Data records
——————
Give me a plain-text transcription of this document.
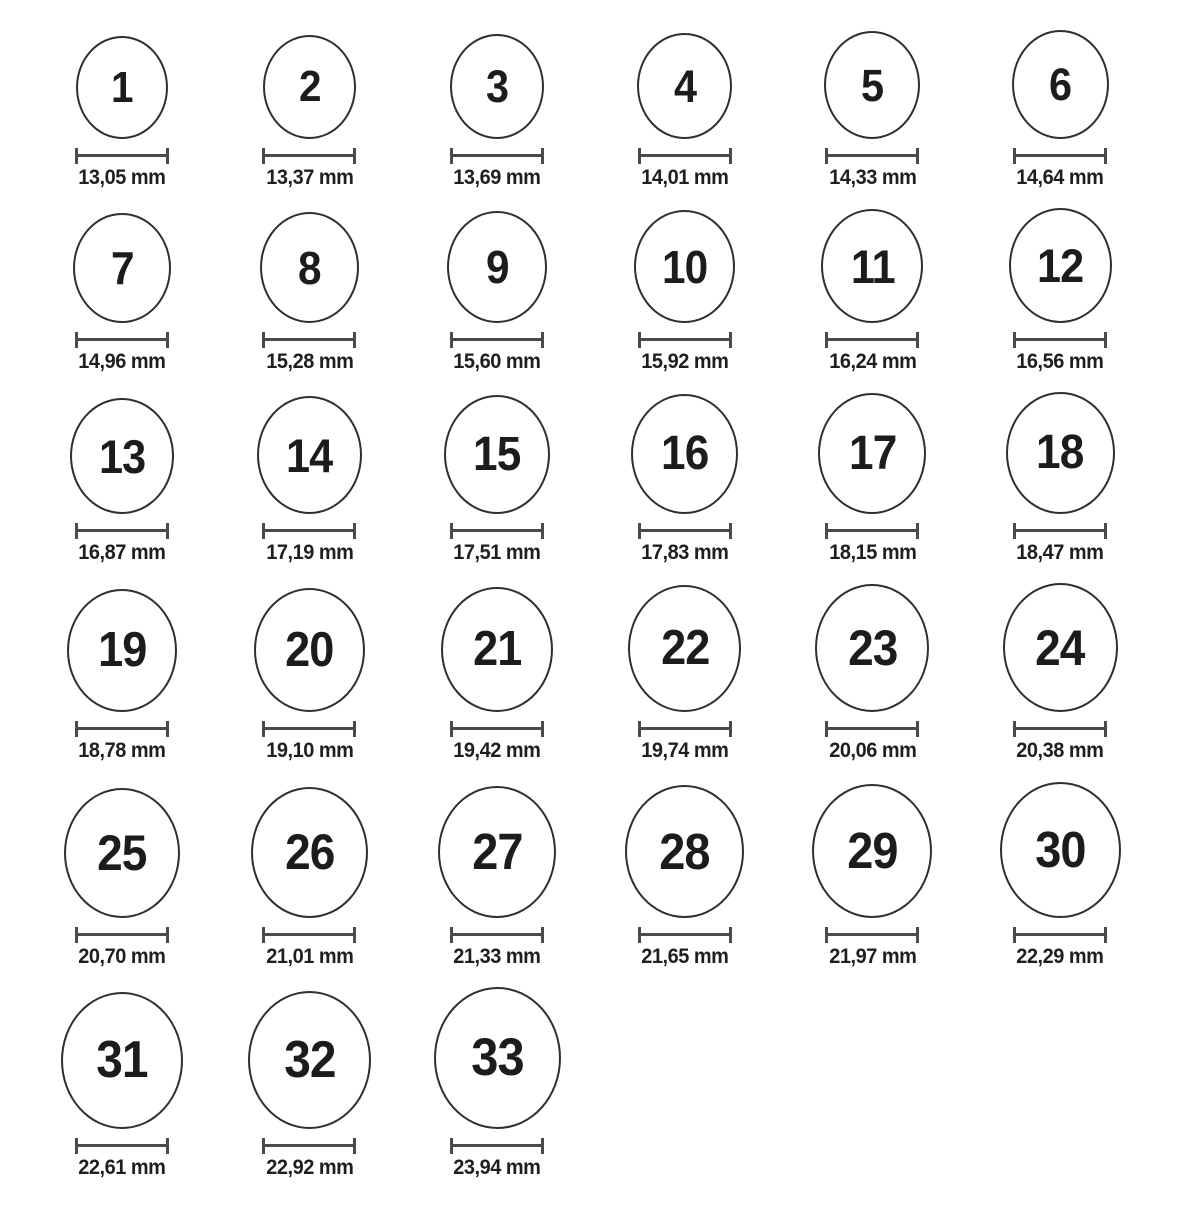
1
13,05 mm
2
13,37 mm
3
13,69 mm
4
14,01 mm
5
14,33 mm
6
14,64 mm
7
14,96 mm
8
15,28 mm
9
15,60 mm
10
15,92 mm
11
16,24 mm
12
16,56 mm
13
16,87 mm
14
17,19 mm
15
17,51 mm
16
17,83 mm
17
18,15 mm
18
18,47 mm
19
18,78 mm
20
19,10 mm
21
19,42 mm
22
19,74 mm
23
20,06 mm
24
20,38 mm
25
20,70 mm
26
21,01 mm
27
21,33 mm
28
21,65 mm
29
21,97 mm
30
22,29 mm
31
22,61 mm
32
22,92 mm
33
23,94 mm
——————
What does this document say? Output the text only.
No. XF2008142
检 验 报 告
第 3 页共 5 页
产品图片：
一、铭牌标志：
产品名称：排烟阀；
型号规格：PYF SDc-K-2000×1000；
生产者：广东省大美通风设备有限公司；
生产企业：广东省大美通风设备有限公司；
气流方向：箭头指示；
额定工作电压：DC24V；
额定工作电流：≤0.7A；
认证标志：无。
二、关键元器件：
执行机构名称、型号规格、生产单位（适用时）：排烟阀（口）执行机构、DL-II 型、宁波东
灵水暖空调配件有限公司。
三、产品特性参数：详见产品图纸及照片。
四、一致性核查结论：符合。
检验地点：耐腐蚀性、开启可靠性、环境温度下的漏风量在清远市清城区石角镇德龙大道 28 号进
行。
——————
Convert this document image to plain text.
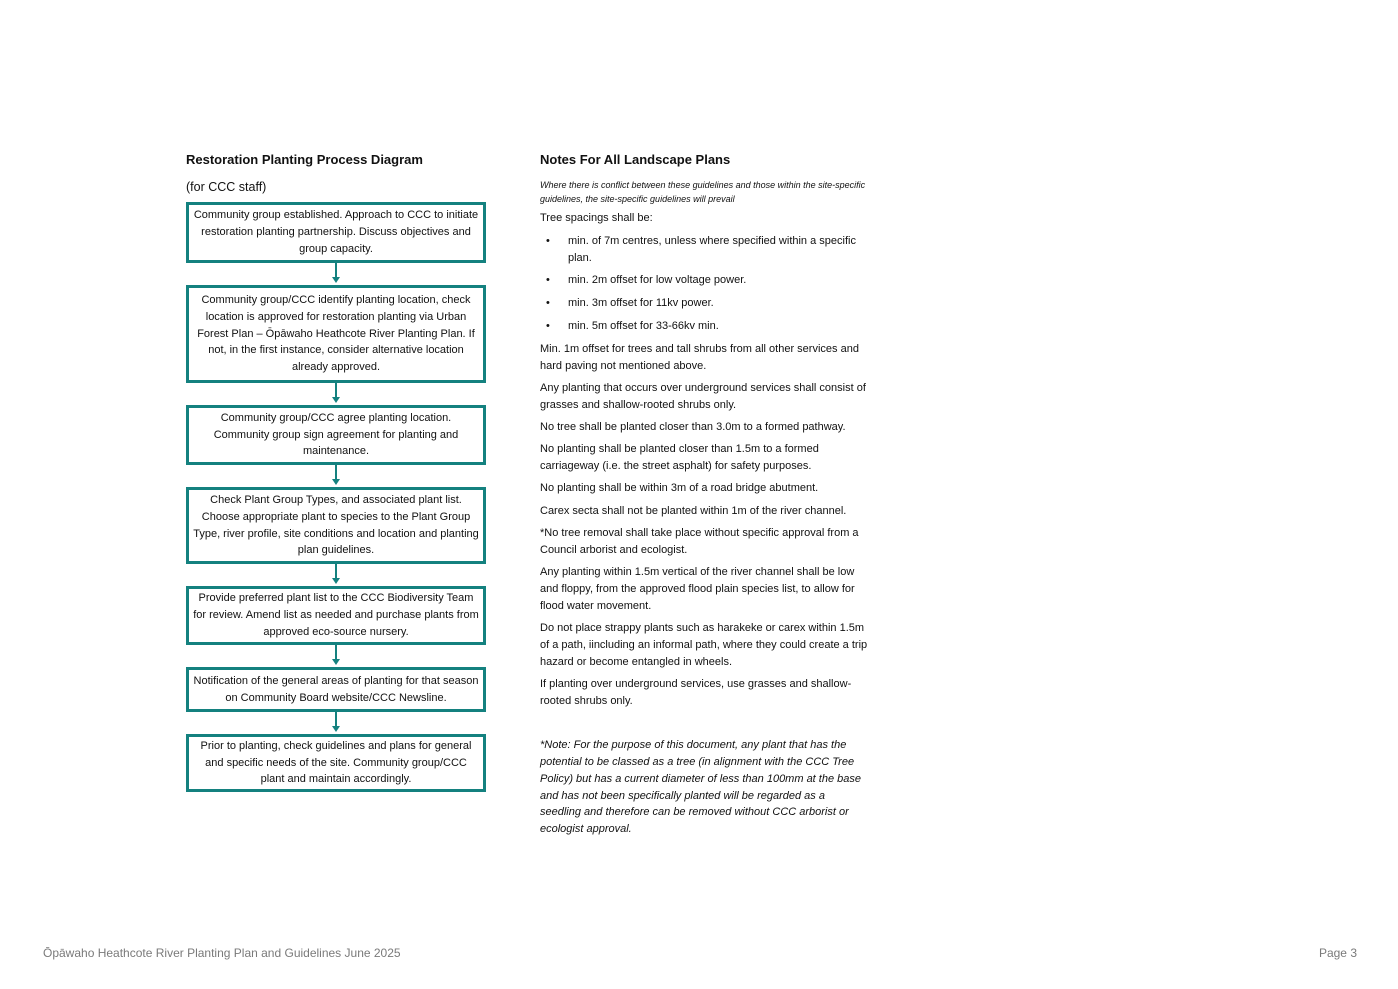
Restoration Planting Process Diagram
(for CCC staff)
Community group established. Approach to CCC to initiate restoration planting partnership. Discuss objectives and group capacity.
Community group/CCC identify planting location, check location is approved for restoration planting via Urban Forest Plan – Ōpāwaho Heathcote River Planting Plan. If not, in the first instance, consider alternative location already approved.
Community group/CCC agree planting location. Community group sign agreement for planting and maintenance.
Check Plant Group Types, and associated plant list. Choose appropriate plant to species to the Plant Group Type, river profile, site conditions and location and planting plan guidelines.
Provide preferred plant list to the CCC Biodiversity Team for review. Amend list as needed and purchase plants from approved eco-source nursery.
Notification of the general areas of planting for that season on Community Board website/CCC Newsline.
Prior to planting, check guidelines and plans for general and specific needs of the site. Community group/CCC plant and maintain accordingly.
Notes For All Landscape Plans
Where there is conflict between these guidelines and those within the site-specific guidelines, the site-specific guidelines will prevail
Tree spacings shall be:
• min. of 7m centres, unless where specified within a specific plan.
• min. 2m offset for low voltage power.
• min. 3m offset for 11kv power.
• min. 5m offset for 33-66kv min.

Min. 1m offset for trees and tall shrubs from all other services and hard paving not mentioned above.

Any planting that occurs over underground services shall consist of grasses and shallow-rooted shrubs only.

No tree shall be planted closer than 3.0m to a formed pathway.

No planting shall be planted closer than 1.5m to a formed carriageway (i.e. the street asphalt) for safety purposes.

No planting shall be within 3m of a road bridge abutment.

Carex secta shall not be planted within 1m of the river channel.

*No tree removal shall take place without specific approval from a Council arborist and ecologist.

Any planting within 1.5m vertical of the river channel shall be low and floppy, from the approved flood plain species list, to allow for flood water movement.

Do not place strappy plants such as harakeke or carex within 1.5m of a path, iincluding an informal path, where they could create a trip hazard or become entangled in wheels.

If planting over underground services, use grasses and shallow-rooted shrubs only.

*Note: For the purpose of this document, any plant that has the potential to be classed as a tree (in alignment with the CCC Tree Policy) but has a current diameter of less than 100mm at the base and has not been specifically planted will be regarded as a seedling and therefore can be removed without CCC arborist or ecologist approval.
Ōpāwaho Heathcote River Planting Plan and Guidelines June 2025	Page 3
——————
*Requirements*.
Copy each line containing the word "grasses" from the data.

*Answer to the problem*.
Any planting that occurs over underground services shall consist of grasses and shallow-rooted shrubs only.
If planting over underground services, use grasses and shallow-rooted shrubs only.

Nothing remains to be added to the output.